__What you have to do__
Quote the whole listing exactly. Leave the pictures out of your copy.

__Data supplied__
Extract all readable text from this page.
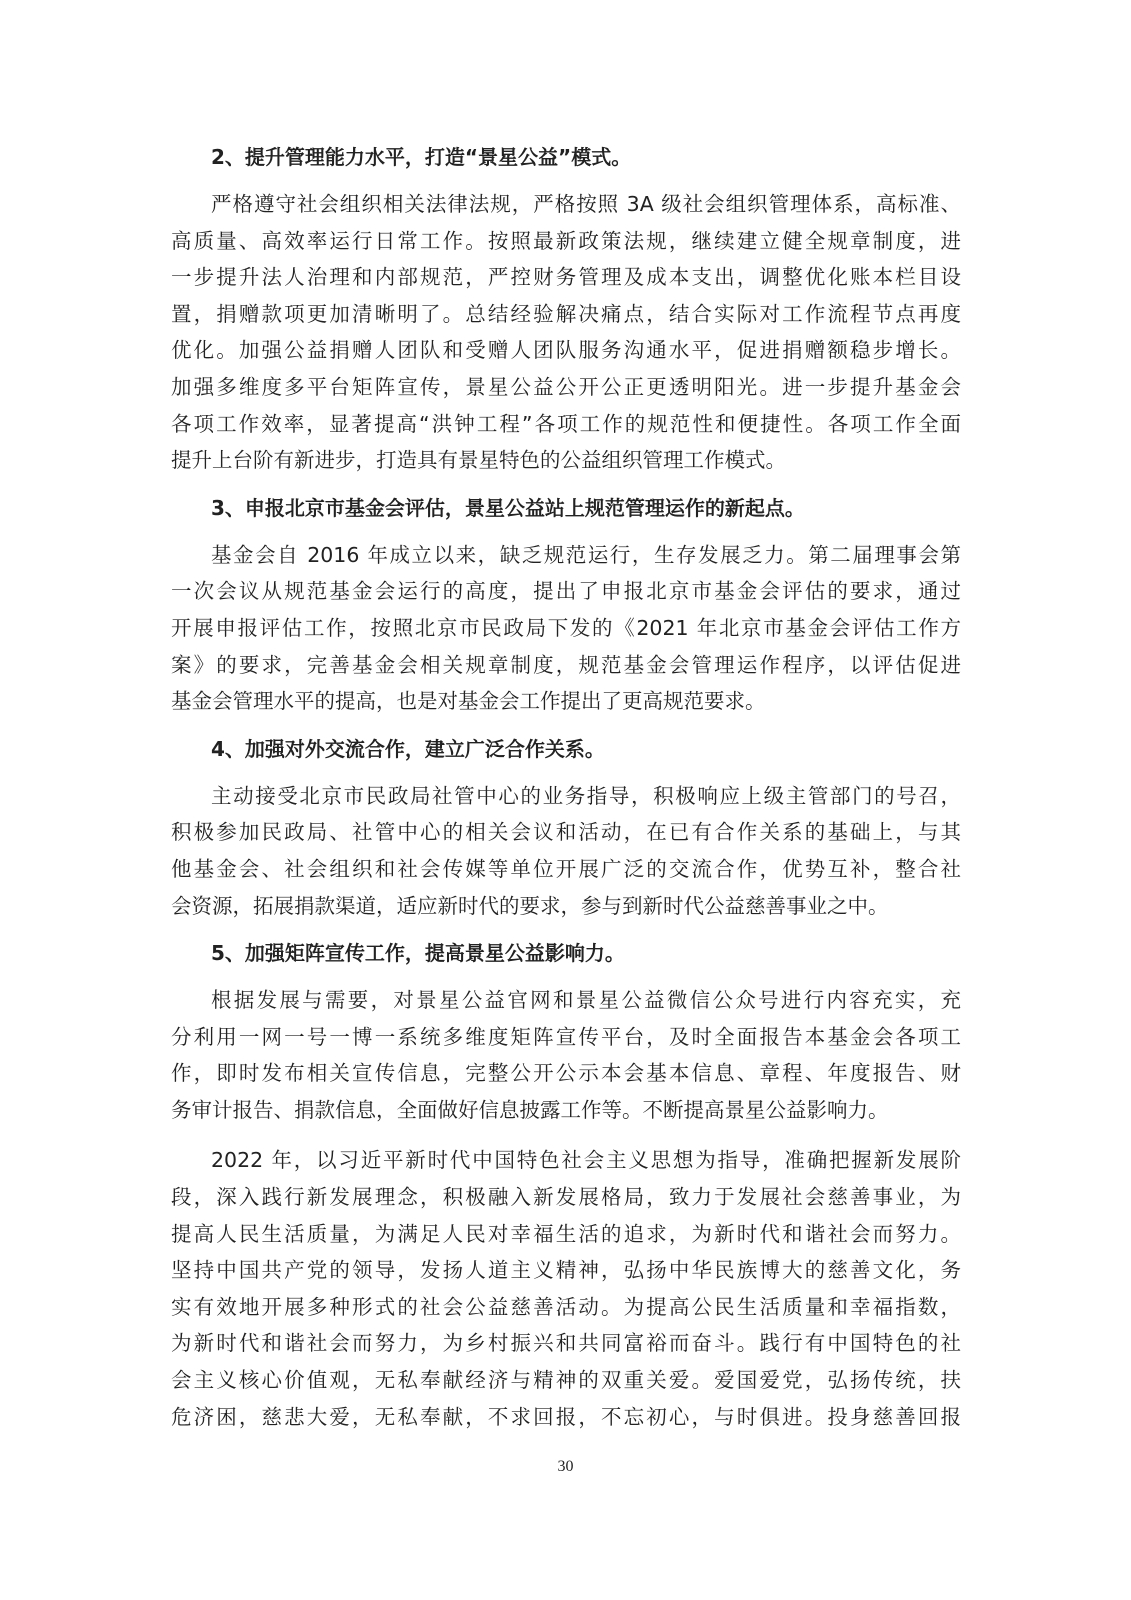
2、提升管理能力水平，打造“景星公益”模式。
严格遵守社会组织相关法律法规，严格按照 3A 级社会组织管理体系，高标准、
高质量、高效率运行日常工作。按照最新政策法规，继续建立健全规章制度，进
一步提升法人治理和内部规范，严控财务管理及成本支出，调整优化账本栏目设
置，捐赠款项更加清晰明了。总结经验解决痛点，结合实际对工作流程节点再度
优化。加强公益捐赠人团队和受赠人团队服务沟通水平，促进捐赠额稳步增长。
加强多维度多平台矩阵宣传，景星公益公开公正更透明阳光。进一步提升基金会
各项工作效率，显著提高“洪钟工程”各项工作的规范性和便捷性。各项工作全面
提升上台阶有新进步，打造具有景星特色的公益组织管理工作模式。
3、申报北京市基金会评估，景星公益站上规范管理运作的新起点。
基金会自 2016 年成立以来，缺乏规范运行，生存发展乏力。第二届理事会第
一次会议从规范基金会运行的高度，提出了申报北京市基金会评估的要求，通过
开展申报评估工作，按照北京市民政局下发的《2021 年北京市基金会评估工作方
案》的要求，完善基金会相关规章制度，规范基金会管理运作程序，以评估促进
基金会管理水平的提高，也是对基金会工作提出了更高规范要求。
4、加强对外交流合作，建立广泛合作关系。
主动接受北京市民政局社管中心的业务指导，积极响应上级主管部门的号召，
积极参加民政局、社管中心的相关会议和活动，在已有合作关系的基础上，与其
他基金会、社会组织和社会传媒等单位开展广泛的交流合作，优势互补，整合社
会资源，拓展捐款渠道，适应新时代的要求，参与到新时代公益慈善事业之中。
5、加强矩阵宣传工作，提高景星公益影响力。
根据发展与需要，对景星公益官网和景星公益微信公众号进行内容充实，充
分利用一网一号一博一系统多维度矩阵宣传平台，及时全面报告本基金会各项工
作，即时发布相关宣传信息，完整公开公示本会基本信息、章程、年度报告、财
务审计报告、捐款信息，全面做好信息披露工作等。不断提高景星公益影响力。
2022 年，以习近平新时代中国特色社会主义思想为指导，准确把握新发展阶
段，深入践行新发展理念，积极融入新发展格局，致力于发展社会慈善事业，为
提高人民生活质量，为满足人民对幸福生活的追求，为新时代和谐社会而努力。
坚持中国共产党的领导，发扬人道主义精神，弘扬中华民族博大的慈善文化，务
实有效地开展多种形式的社会公益慈善活动。为提高公民生活质量和幸福指数，
为新时代和谐社会而努力，为乡村振兴和共同富裕而奋斗。践行有中国特色的社
会主义核心价值观，无私奉献经济与精神的双重关爱。爱国爱党，弘扬传统，扶
危济困，慈悲大爱，无私奉献，不求回报，不忘初心，与时俱进。投身慈善回报
30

__Correct result__
Extract all readable text from this page.
2、提升管理能力水平，打造“景星公益”模式。
严格遵守社会组织相关法律法规，严格按照 3A 级社会组织管理体系，高标准、
高质量、高效率运行日常工作。按照最新政策法规，继续建立健全规章制度，进
一步提升法人治理和内部规范，严控财务管理及成本支出，调整优化账本栏目设
置，捐赠款项更加清晰明了。总结经验解决痛点，结合实际对工作流程节点再度
优化。加强公益捐赠人团队和受赠人团队服务沟通水平，促进捐赠额稳步增长。
加强多维度多平台矩阵宣传，景星公益公开公正更透明阳光。进一步提升基金会
各项工作效率，显著提高“洪钟工程”各项工作的规范性和便捷性。各项工作全面
提升上台阶有新进步，打造具有景星特色的公益组织管理工作模式。
3、申报北京市基金会评估，景星公益站上规范管理运作的新起点。
基金会自 2016 年成立以来，缺乏规范运行，生存发展乏力。第二届理事会第
一次会议从规范基金会运行的高度，提出了申报北京市基金会评估的要求，通过
开展申报评估工作，按照北京市民政局下发的《2021 年北京市基金会评估工作方
案》的要求，完善基金会相关规章制度，规范基金会管理运作程序，以评估促进
基金会管理水平的提高，也是对基金会工作提出了更高规范要求。
4、加强对外交流合作，建立广泛合作关系。
主动接受北京市民政局社管中心的业务指导，积极响应上级主管部门的号召，
积极参加民政局、社管中心的相关会议和活动，在已有合作关系的基础上，与其
他基金会、社会组织和社会传媒等单位开展广泛的交流合作，优势互补，整合社
会资源，拓展捐款渠道，适应新时代的要求，参与到新时代公益慈善事业之中。
5、加强矩阵宣传工作，提高景星公益影响力。
根据发展与需要，对景星公益官网和景星公益微信公众号进行内容充实，充
分利用一网一号一博一系统多维度矩阵宣传平台，及时全面报告本基金会各项工
作，即时发布相关宣传信息，完整公开公示本会基本信息、章程、年度报告、财
务审计报告、捐款信息，全面做好信息披露工作等。不断提高景星公益影响力。
2022 年，以习近平新时代中国特色社会主义思想为指导，准确把握新发展阶
段，深入践行新发展理念，积极融入新发展格局，致力于发展社会慈善事业，为
提高人民生活质量，为满足人民对幸福生活的追求，为新时代和谐社会而努力。
坚持中国共产党的领导，发扬人道主义精神，弘扬中华民族博大的慈善文化，务
实有效地开展多种形式的社会公益慈善活动。为提高公民生活质量和幸福指数，
为新时代和谐社会而努力，为乡村振兴和共同富裕而奋斗。践行有中国特色的社
会主义核心价值观，无私奉献经济与精神的双重关爱。爱国爱党，弘扬传统，扶
危济困，慈悲大爱，无私奉献，不求回报，不忘初心，与时俱进。投身慈善回报
30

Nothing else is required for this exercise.